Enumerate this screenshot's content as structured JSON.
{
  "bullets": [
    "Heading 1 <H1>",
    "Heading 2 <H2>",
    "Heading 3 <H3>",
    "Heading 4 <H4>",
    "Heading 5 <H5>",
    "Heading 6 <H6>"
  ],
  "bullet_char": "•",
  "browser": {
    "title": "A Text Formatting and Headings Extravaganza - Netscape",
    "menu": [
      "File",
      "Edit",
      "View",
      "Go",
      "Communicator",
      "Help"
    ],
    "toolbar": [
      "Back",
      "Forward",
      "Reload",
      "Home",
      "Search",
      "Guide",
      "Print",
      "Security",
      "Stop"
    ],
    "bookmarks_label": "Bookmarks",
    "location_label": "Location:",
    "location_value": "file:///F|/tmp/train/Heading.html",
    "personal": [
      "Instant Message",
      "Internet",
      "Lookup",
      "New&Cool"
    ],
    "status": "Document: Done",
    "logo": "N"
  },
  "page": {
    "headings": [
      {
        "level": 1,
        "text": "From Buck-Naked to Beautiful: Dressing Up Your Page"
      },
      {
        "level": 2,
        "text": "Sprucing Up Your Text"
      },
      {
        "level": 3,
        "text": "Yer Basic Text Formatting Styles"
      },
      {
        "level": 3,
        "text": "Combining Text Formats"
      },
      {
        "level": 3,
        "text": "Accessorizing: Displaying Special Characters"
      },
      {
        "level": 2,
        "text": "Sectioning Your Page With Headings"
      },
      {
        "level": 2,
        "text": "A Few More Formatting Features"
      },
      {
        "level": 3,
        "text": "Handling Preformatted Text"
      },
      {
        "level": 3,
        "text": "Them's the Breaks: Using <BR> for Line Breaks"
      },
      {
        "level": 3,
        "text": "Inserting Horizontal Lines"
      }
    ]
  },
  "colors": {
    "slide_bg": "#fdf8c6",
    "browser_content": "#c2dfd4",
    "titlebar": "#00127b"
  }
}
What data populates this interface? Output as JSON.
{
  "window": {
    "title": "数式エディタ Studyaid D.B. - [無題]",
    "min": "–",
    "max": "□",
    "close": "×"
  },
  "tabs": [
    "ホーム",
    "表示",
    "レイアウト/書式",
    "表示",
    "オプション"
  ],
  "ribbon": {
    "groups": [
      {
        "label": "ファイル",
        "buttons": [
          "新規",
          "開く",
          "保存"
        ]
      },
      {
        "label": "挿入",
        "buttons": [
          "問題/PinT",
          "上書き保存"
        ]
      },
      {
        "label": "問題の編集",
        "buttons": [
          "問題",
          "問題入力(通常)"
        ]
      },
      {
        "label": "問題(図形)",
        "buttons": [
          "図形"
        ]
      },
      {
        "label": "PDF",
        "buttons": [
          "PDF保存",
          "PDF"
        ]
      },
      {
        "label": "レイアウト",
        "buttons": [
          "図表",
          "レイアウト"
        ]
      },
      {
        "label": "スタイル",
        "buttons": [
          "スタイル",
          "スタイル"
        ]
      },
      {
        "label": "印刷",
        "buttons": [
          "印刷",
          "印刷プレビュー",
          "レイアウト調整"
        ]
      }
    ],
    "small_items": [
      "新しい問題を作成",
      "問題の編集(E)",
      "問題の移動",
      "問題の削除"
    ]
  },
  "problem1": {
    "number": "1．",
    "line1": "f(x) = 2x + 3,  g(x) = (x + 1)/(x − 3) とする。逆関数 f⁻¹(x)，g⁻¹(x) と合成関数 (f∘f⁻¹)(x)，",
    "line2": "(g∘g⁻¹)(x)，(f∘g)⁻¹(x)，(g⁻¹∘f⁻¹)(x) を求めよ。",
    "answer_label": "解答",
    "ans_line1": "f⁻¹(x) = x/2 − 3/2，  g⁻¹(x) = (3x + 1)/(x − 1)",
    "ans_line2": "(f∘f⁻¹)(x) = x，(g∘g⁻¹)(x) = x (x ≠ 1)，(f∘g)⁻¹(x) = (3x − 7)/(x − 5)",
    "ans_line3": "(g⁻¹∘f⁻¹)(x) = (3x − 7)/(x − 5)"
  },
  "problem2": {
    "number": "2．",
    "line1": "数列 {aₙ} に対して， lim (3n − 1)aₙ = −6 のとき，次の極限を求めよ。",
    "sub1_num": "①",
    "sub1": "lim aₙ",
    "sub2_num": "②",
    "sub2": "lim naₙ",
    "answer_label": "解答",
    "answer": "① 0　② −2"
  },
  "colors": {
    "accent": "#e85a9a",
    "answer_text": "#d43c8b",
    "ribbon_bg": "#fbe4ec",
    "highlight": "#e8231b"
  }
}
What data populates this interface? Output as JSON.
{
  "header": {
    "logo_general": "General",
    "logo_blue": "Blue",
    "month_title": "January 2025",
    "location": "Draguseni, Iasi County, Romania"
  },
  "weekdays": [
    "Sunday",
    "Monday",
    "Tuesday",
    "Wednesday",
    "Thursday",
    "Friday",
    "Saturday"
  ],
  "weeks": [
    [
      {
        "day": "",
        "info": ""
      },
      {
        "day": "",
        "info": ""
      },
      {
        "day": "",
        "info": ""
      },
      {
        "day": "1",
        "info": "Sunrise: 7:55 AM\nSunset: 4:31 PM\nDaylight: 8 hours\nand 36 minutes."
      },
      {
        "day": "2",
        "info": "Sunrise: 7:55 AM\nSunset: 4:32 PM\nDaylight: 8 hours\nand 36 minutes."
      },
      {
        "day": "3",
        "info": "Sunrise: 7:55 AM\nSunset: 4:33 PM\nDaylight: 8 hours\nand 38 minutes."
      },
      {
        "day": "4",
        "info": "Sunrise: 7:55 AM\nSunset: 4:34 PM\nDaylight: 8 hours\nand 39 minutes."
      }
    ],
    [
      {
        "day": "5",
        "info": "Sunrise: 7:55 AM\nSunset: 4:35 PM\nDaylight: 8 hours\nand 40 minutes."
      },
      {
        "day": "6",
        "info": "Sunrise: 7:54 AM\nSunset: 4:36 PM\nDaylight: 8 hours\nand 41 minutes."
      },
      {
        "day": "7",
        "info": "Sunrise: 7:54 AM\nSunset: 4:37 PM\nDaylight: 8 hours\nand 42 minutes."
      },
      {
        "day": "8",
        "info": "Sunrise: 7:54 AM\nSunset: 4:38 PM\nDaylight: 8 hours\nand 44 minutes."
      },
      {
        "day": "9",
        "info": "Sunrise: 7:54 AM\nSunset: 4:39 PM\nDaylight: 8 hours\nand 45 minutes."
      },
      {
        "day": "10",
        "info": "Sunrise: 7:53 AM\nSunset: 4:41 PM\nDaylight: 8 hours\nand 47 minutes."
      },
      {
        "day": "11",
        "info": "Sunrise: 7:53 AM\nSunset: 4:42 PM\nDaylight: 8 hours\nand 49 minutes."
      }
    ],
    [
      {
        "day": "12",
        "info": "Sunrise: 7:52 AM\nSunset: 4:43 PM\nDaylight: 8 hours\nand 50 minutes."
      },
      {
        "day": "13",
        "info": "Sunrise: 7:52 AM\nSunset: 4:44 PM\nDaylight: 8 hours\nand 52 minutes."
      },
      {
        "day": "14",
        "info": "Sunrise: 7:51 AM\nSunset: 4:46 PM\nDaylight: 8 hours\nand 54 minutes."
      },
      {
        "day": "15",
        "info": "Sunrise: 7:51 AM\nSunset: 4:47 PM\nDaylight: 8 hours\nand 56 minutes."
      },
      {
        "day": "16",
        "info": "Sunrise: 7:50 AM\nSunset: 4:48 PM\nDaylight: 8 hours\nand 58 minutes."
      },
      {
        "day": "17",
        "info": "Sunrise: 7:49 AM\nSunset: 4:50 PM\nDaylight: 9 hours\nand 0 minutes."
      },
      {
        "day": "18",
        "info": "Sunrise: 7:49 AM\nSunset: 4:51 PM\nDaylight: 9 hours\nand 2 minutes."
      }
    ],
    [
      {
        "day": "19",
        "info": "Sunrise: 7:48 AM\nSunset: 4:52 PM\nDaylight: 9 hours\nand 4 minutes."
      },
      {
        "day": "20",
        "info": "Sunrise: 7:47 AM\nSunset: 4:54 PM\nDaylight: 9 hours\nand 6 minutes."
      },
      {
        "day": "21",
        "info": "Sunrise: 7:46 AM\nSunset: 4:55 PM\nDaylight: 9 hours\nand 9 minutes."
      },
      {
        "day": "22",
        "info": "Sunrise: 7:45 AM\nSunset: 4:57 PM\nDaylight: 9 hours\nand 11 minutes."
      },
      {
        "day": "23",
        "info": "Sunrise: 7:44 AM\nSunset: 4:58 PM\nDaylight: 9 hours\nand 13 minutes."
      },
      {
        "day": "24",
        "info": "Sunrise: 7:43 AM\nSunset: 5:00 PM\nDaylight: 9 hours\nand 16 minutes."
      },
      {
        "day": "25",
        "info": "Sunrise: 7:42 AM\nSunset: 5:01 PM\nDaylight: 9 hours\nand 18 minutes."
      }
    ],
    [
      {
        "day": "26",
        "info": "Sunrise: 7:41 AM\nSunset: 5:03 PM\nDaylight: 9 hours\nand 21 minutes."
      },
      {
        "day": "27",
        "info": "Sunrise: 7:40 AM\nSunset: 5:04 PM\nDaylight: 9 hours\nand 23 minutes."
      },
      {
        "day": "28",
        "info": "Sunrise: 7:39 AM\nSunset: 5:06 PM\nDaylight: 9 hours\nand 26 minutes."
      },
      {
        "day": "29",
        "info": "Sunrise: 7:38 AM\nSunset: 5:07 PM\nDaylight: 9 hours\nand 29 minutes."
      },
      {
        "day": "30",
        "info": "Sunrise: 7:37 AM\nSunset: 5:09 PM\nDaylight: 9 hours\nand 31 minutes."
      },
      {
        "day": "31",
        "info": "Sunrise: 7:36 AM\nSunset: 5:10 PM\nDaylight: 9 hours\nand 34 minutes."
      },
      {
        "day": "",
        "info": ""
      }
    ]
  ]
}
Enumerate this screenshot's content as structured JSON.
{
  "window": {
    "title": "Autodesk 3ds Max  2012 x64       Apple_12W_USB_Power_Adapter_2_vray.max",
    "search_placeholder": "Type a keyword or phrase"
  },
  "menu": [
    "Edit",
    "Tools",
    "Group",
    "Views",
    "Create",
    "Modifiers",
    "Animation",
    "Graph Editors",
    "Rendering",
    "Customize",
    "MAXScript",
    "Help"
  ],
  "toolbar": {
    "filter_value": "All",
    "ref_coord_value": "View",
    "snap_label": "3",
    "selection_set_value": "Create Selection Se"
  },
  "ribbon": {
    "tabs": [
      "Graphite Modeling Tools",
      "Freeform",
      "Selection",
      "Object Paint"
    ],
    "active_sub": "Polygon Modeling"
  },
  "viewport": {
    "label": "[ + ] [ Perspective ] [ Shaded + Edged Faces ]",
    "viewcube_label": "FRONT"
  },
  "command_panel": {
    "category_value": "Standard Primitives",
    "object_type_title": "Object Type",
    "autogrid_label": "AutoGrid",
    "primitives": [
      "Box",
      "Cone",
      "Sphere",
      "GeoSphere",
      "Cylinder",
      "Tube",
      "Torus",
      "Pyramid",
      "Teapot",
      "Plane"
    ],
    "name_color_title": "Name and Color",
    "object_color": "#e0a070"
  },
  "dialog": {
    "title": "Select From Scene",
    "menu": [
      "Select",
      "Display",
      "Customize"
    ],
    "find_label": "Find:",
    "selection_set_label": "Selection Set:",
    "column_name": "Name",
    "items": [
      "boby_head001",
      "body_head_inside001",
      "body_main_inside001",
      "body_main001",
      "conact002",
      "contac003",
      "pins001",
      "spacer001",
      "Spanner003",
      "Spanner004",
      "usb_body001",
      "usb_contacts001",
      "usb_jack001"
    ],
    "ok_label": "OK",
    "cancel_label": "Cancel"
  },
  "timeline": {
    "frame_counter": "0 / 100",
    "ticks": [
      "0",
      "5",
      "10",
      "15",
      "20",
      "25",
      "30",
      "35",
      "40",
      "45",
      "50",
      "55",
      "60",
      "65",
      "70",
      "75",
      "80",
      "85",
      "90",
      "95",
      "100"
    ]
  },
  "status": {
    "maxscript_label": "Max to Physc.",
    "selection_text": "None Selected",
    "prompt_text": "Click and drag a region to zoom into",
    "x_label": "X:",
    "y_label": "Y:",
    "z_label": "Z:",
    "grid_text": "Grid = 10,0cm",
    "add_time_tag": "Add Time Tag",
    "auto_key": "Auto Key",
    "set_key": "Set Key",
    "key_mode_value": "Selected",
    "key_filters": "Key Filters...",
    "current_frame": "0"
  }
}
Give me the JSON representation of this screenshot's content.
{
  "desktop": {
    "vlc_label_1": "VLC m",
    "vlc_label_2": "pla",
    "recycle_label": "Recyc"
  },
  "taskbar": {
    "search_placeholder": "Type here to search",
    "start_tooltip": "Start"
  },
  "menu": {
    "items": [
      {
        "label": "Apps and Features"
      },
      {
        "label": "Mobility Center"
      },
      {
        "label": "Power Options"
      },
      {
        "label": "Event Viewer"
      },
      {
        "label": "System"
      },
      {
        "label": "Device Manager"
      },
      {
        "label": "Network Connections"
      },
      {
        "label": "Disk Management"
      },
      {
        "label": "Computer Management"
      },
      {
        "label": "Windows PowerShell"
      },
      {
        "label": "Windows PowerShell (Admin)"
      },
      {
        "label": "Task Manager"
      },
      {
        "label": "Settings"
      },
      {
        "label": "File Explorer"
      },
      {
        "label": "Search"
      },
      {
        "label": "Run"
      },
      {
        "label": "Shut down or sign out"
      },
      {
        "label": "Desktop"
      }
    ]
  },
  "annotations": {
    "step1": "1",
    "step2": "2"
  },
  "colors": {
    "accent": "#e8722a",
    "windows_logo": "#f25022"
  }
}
# # # # # # #
Return nothing except the number of lines that include the string "Modeling".

• [Output of the exercise]:
2